### WHAT NEEDS TO BE DONE
Indicate only the number of lines in the listing below in which the word "Consultant" appears.

[Source records]
>>>
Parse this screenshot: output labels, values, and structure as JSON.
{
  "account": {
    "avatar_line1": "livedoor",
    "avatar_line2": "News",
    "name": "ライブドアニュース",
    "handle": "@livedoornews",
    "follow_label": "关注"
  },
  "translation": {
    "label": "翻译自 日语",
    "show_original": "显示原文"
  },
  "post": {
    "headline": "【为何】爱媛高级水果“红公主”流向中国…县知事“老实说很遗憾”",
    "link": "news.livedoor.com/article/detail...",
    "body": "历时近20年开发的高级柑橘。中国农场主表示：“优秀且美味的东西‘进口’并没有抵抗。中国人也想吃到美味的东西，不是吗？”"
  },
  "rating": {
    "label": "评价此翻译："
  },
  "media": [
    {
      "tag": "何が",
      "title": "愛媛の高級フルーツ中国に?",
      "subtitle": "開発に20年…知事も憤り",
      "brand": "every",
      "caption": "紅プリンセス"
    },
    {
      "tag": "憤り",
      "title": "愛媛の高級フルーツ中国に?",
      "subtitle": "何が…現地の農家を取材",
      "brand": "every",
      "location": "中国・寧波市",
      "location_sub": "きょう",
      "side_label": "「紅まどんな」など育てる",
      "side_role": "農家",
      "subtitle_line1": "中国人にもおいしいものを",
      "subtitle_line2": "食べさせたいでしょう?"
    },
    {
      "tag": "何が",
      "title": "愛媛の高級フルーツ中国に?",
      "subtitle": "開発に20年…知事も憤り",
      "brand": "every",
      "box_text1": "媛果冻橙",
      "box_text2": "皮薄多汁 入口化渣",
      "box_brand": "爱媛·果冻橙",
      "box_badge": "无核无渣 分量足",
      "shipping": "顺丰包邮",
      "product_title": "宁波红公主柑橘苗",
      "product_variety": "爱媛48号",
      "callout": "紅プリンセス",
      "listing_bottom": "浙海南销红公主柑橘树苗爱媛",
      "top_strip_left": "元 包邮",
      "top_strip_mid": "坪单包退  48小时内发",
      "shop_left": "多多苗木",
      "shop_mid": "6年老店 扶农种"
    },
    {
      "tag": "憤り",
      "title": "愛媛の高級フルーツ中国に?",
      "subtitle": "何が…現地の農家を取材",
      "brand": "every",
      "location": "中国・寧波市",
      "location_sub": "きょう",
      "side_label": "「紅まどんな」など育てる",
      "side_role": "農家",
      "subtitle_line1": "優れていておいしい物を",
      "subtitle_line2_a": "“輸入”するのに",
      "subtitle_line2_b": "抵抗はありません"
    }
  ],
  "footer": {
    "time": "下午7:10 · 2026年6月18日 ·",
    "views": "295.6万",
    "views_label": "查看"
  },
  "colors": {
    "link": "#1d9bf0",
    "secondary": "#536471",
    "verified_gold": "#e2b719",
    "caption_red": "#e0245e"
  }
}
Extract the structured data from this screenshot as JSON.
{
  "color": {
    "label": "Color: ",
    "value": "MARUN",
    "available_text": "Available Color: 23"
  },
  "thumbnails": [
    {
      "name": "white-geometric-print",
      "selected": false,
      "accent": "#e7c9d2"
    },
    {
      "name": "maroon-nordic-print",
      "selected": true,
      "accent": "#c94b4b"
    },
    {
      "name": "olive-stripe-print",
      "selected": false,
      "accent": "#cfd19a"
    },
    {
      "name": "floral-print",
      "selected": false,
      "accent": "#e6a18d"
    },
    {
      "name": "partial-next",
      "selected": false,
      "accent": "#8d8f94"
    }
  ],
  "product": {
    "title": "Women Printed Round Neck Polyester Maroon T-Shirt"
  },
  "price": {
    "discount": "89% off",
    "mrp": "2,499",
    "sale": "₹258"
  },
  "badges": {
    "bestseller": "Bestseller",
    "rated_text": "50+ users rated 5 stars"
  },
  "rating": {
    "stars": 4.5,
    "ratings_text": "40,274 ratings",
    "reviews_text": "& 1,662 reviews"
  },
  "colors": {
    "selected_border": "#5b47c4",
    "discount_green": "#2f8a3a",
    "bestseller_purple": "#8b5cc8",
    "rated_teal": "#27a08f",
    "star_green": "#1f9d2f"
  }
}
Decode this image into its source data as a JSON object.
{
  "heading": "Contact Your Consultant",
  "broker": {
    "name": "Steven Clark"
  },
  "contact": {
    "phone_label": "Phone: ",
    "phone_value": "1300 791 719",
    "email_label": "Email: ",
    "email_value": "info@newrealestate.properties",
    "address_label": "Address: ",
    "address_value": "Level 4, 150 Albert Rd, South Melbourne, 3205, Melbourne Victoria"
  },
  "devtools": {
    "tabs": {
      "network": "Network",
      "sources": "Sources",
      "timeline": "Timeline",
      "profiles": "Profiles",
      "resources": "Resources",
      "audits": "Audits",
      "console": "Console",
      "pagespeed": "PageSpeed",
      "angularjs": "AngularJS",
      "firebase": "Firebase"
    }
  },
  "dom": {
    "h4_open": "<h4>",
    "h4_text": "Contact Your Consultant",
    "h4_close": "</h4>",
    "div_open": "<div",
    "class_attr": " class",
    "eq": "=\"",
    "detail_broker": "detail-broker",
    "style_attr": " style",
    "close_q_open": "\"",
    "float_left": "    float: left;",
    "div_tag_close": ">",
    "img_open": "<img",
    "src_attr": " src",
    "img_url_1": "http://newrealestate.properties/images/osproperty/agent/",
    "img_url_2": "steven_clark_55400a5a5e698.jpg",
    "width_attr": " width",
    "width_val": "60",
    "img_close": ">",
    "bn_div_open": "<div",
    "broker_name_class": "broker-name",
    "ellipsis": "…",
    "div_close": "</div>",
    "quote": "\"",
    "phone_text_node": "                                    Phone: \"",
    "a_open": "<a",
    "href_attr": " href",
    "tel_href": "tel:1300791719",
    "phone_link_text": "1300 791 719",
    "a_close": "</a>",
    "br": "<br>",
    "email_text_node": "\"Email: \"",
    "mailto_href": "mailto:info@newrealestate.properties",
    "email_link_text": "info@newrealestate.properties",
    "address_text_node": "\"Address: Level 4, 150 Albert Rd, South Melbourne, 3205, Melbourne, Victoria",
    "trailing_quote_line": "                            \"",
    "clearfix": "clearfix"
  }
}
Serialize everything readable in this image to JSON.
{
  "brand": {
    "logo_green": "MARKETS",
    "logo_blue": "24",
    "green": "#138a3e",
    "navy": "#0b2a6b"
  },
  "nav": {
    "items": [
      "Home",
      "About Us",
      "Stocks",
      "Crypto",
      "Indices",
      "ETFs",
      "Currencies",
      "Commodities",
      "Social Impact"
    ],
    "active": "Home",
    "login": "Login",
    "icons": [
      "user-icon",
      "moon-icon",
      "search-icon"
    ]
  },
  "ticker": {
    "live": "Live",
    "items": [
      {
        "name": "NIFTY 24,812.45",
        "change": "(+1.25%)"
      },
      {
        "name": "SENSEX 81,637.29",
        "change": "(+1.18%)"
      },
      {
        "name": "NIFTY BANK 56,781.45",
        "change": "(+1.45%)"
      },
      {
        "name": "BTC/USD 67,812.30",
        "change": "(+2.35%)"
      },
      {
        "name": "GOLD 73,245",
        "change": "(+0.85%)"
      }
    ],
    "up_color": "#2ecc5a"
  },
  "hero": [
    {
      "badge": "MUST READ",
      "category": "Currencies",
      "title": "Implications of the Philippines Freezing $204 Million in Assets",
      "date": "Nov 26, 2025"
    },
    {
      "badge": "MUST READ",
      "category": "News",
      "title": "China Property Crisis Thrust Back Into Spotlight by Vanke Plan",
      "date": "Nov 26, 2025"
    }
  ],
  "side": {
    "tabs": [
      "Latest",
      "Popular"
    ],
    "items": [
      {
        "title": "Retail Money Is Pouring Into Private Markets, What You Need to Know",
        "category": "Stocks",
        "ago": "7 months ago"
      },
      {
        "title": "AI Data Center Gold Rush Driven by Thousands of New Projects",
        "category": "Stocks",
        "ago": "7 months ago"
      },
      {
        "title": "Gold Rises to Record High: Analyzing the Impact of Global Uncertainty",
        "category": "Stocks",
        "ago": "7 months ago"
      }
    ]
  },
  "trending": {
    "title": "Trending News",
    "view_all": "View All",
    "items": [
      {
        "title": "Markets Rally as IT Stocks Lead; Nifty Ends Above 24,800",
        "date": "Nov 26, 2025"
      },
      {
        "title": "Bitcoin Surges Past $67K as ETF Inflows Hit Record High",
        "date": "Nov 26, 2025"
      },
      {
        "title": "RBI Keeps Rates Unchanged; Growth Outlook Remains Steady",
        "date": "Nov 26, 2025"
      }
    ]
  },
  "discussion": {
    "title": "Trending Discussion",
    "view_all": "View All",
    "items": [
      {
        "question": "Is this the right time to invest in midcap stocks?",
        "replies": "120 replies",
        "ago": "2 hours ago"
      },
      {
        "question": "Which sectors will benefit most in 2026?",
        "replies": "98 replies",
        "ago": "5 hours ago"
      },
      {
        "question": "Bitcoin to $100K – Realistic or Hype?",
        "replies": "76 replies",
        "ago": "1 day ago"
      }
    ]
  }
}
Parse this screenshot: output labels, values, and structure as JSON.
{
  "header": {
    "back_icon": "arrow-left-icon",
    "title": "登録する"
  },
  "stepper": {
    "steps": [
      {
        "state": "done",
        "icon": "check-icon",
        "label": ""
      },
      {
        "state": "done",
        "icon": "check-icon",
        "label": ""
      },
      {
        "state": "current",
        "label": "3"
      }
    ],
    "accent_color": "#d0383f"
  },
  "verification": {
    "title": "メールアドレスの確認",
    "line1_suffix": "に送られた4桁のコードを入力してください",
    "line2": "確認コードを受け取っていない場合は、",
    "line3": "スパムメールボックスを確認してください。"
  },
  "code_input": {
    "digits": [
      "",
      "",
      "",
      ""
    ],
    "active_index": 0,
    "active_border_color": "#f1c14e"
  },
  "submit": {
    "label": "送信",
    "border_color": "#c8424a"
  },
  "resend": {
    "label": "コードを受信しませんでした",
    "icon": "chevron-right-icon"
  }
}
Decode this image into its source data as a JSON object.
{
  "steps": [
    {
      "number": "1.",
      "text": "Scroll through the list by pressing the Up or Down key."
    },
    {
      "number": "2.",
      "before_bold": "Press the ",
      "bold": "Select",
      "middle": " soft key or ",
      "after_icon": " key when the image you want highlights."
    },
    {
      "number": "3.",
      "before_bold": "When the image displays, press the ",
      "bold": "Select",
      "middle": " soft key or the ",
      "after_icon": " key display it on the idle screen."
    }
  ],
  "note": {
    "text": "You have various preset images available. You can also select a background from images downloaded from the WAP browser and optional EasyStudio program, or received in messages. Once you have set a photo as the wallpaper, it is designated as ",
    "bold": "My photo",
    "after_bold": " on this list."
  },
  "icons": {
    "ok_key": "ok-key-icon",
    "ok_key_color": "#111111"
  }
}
<<<
### WRITTEN SOLUTION
2